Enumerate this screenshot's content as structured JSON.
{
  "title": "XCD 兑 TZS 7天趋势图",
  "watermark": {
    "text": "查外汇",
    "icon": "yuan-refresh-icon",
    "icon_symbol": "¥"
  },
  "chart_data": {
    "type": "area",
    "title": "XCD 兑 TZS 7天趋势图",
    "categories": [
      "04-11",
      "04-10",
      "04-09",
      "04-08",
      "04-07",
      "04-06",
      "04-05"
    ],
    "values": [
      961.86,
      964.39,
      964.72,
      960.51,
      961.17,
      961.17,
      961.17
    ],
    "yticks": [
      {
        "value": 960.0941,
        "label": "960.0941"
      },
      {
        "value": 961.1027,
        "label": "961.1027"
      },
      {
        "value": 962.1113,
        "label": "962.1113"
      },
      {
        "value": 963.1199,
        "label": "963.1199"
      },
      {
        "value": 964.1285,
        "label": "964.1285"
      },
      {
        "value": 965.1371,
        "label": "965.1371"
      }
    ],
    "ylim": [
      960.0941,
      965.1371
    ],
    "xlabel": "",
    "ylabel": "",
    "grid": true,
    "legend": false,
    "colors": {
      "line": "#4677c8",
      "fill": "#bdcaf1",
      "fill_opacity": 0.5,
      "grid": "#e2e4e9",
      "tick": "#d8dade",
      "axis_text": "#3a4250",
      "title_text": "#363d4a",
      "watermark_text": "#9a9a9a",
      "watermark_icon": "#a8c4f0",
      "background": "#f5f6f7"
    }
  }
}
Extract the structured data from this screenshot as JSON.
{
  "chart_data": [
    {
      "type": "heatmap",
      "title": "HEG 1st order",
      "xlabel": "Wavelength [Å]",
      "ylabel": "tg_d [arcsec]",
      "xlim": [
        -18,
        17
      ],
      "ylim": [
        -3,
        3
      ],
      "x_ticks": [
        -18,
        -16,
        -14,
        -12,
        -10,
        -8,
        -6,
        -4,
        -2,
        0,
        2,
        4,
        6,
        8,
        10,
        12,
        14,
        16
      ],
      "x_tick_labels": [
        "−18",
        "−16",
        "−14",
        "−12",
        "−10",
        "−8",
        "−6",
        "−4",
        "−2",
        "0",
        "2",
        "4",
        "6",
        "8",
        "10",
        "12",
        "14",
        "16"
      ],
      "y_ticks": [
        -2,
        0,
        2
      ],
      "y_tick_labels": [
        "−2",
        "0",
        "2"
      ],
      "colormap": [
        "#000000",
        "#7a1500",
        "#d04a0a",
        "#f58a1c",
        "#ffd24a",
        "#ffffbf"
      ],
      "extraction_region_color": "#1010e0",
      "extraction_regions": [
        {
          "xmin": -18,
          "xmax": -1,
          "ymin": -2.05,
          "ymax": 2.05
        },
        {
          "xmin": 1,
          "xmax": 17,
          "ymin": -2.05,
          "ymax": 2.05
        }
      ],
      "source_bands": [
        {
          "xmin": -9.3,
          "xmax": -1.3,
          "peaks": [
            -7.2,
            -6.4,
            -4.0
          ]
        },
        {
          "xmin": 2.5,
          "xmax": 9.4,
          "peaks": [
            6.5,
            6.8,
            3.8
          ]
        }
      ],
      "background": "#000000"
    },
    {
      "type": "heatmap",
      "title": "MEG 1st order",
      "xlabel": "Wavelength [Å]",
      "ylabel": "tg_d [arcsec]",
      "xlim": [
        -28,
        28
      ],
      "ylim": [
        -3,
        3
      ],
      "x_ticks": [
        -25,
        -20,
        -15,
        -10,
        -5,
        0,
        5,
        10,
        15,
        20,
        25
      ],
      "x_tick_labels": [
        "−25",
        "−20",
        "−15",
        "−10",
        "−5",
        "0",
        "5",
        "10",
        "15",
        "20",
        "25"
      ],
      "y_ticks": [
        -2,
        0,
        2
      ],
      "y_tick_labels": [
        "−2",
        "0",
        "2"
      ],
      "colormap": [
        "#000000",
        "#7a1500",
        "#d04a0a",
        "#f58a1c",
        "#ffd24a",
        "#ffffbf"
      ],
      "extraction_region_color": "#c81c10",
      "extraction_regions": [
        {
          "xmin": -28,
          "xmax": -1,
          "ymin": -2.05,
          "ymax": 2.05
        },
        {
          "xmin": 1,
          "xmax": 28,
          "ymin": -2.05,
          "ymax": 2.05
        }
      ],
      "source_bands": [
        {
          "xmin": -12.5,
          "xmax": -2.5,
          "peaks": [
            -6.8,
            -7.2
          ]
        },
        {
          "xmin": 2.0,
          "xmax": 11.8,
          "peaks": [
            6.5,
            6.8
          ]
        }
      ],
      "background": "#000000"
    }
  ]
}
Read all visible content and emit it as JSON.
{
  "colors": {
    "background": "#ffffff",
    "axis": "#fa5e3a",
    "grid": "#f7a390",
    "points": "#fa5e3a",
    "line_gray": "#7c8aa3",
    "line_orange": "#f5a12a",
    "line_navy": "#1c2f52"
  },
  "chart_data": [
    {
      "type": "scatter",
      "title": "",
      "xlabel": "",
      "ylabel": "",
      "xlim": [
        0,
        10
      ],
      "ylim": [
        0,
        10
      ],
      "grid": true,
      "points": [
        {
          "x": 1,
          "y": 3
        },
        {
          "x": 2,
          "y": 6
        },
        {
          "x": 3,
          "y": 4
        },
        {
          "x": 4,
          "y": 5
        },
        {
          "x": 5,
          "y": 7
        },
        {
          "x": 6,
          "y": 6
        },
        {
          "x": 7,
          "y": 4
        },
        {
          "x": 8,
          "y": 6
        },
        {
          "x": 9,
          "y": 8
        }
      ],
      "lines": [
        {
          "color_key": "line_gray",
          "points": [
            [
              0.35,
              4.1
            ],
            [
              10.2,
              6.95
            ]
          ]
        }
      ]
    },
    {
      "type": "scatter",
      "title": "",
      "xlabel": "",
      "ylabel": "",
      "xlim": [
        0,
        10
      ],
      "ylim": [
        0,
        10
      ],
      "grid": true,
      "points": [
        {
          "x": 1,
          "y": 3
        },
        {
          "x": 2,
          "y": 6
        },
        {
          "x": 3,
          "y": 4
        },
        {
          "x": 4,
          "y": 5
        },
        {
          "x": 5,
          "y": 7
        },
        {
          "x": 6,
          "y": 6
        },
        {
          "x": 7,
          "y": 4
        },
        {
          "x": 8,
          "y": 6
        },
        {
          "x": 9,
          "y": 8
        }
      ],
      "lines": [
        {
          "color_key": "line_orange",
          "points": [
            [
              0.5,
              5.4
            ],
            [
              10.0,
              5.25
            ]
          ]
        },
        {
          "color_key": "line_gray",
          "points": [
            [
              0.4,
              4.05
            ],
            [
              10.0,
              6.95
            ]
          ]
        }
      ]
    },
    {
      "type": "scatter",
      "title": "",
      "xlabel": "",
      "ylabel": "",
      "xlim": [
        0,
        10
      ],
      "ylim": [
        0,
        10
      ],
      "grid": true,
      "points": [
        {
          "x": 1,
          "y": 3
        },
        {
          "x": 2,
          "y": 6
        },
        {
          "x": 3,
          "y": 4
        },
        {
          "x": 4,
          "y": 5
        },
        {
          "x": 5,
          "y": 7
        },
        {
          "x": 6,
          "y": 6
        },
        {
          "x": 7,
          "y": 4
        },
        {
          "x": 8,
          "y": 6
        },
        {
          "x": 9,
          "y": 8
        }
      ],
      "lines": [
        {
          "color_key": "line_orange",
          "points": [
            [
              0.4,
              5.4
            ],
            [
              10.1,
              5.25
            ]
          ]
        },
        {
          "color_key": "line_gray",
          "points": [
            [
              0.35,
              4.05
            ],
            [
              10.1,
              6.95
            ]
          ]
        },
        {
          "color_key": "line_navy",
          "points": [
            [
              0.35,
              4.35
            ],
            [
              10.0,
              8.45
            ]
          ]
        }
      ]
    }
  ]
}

•••

#### [Work instructions]
All of the lines above need to be given again exactly.

#### [Result of the task]
Enumerate this screenshot's content as structured JSON.
{
  "title": "XCD 兑 TZS 7天趋势图",
  "watermark": {
    "text": "查外汇",
    "icon": "yuan-refresh-icon",
    "icon_symbol": "¥"
  },
  "chart_data": {
    "type": "area",
    "title": "XCD 兑 TZS 7天趋势图",
    "categories": [
      "04-11",
      "04-10",
      "04-09",
      "04-08",
      "04-07",
      "04-06",
      "04-05"
    ],
    "values": [
      961.86,
      964.39,
      964.72,
      960.51,
      961.17,
      961.17,
      961.17
    ],
    "yticks": [
      {
        "value": 960.0941,
        "label": "960.0941"
      },
      {
        "value": 961.1027,
        "label": "961.1027"
      },
      {
        "value": 962.1113,
        "label": "962.1113"
      },
      {
        "value": 963.1199,
        "label": "963.1199"
      },
      {
        "value": 964.1285,
        "label": "964.1285"
      },
      {
        "value": 965.1371,
        "label": "965.1371"
      }
    ],
    "ylim": [
      960.0941,
      965.1371
    ],
    "xlabel": "",
    "ylabel": "",
    "grid": true,
    "legend": false,
    "colors": {
      "line": "#4677c8",
      "fill": "#bdcaf1",
      "fill_opacity": 0.5,
      "grid": "#e2e4e9",
      "tick": "#d8dade",
      "axis_text": "#3a4250",
      "title_text": "#363d4a",
      "watermark_text": "#9a9a9a",
      "watermark_icon": "#a8c4f0",
      "background": "#f5f6f7"
    }
  }
}
Extract the structured data from this screenshot as JSON.
{
  "chart_data": [
    {
      "type": "heatmap",
      "title": "HEG 1st order",
      "xlabel": "Wavelength [Å]",
      "ylabel": "tg_d [arcsec]",
      "xlim": [
        -18,
        17
      ],
      "ylim": [
        -3,
        3
      ],
      "x_ticks": [
        -18,
        -16,
        -14,
        -12,
        -10,
        -8,
        -6,
        -4,
        -2,
        0,
        2,
        4,
        6,
        8,
        10,
        12,
        14,
        16
      ],
      "x_tick_labels": [
        "−18",
        "−16",
        "−14",
        "−12",
        "−10",
        "−8",
        "−6",
        "−4",
        "−2",
        "0",
        "2",
        "4",
        "6",
        "8",
        "10",
        "12",
        "14",
        "16"
      ],
      "y_ticks": [
        -2,
        0,
        2
      ],
      "y_tick_labels": [
        "−2",
        "0",
        "2"
      ],
      "colormap": [
        "#000000",
        "#7a1500",
        "#d04a0a",
        "#f58a1c",
        "#ffd24a",
        "#ffffbf"
      ],
      "extraction_region_color": "#1010e0",
      "extraction_regions": [
        {
          "xmin": -18,
          "xmax": -1,
          "ymin": -2.05,
          "ymax": 2.05
        },
        {
          "xmin": 1,
          "xmax": 17,
          "ymin": -2.05,
          "ymax": 2.05
        }
      ],
      "source_bands": [
        {
          "xmin": -9.3,
          "xmax": -1.3,
          "peaks": [
            -7.2,
            -6.4,
            -4.0
          ]
        },
        {
          "xmin": 2.5,
          "xmax": 9.4,
          "peaks": [
            6.5,
            6.8,
            3.8
          ]
        }
      ],
      "background": "#000000"
    },
    {
      "type": "heatmap",
      "title": "MEG 1st order",
      "xlabel": "Wavelength [Å]",
      "ylabel": "tg_d [arcsec]",
      "xlim": [
        -28,
        28
      ],
      "ylim": [
        -3,
        3
      ],
      "x_ticks": [
        -25,
        -20,
        -15,
        -10,
        -5,
        0,
        5,
        10,
        15,
        20,
        25
      ],
      "x_tick_labels": [
        "−25",
        "−20",
        "−15",
        "−10",
        "−5",
        "0",
        "5",
        "10",
        "15",
        "20",
        "25"
      ],
      "y_ticks": [
        -2,
        0,
        2
      ],
      "y_tick_labels": [
        "−2",
        "0",
        "2"
      ],
      "colormap": [
        "#000000",
        "#7a1500",
        "#d04a0a",
        "#f58a1c",
        "#ffd24a",
        "#ffffbf"
      ],
      "extraction_region_color": "#c81c10",
      "extraction_regions": [
        {
          "xmin": -28,
          "xmax": -1,
          "ymin": -2.05,
          "ymax": 2.05
        },
        {
          "xmin": 1,
          "xmax": 28,
          "ymin": -2.05,
          "ymax": 2.05
        }
      ],
      "source_bands": [
        {
          "xmin": -12.5,
          "xmax": -2.5,
          "peaks": [
            -6.8,
            -7.2
          ]
        },
        {
          "xmin": 2.0,
          "xmax": 11.8,
          "peaks": [
            6.5,
            6.8
          ]
        }
      ],
      "background": "#000000"
    }
  ]
}
Read all visible content and emit it as JSON.
{
  "colors": {
    "background": "#ffffff",
    "axis": "#fa5e3a",
    "grid": "#f7a390",
    "points": "#fa5e3a",
    "line_gray": "#7c8aa3",
    "line_orange": "#f5a12a",
    "line_navy": "#1c2f52"
  },
  "chart_data": [
    {
      "type": "scatter",
      "title": "",
      "xlabel": "",
      "ylabel": "",
      "xlim": [
        0,
        10
      ],
      "ylim": [
        0,
        10
      ],
      "grid": true,
      "points": [
        {
          "x": 1,
          "y": 3
        },
        {
          "x": 2,
          "y": 6
        },
        {
          "x": 3,
          "y": 4
        },
        {
          "x": 4,
          "y": 5
        },
        {
          "x": 5,
          "y": 7
        },
        {
          "x": 6,
          "y": 6
        },
        {
          "x": 7,
          "y": 4
        },
        {
          "x": 8,
          "y": 6
        },
        {
          "x": 9,
          "y": 8
        }
      ],
      "lines": [
        {
          "color_key": "line_gray",
          "points": [
            [
              0.35,
              4.1
            ],
            [
              10.2,
              6.95
            ]
          ]
        }
      ]
    },
    {
      "type": "scatter",
      "title": "",
      "xlabel": "",
      "ylabel": "",
      "xlim": [
        0,
        10
      ],
      "ylim": [
        0,
        10
      ],
      "grid": true,
      "points": [
        {
          "x": 1,
          "y": 3
        },
        {
          "x": 2,
          "y": 6
        },
        {
          "x": 3,
          "y": 4
        },
        {
          "x": 4,
          "y": 5
        },
        {
          "x": 5,
          "y": 7
        },
        {
          "x": 6,
          "y": 6
        },
        {
          "x": 7,
          "y": 4
        },
        {
          "x": 8,
          "y": 6
        },
        {
          "x": 9,
          "y": 8
        }
      ],
      "lines": [
        {
          "color_key": "line_orange",
          "points": [
            [
              0.5,
              5.4
            ],
            [
              10.0,
              5.25
            ]
          ]
        },
        {
          "color_key": "line_gray",
          "points": [
            [
              0.4,
              4.05
            ],
            [
              10.0,
              6.95
            ]
          ]
        }
      ]
    },
    {
      "type": "scatter",
      "title": "",
      "xlabel": "",
      "ylabel": "",
      "xlim": [
        0,
        10
      ],
      "ylim": [
        0,
        10
      ],
      "grid": true,
      "points": [
        {
          "x": 1,
          "y": 3
        },
        {
          "x": 2,
          "y": 6
        },
        {
          "x": 3,
          "y": 4
        },
        {
          "x": 4,
          "y": 5
        },
        {
          "x": 5,
          "y": 7
        },
        {
          "x": 6,
          "y": 6
        },
        {
          "x": 7,
          "y": 4
        },
        {
          "x": 8,
          "y": 6
        },
        {
          "x": 9,
          "y": 8
        }
      ],
      "lines": [
        {
          "color_key": "line_orange",
          "points": [
            [
              0.4,
              5.4
            ],
            [
              10.1,
              5.25
            ]
          ]
        },
        {
          "color_key": "line_gray",
          "points": [
            [
              0.35,
              4.05
            ],
            [
              10.1,
              6.95
            ]
          ]
        },
        {
          "color_key": "line_navy",
          "points": [
            [
              0.35,
              4.35
            ],
            [
              10.0,
              8.45
            ]
          ]
        }
      ]
    }
  ]
}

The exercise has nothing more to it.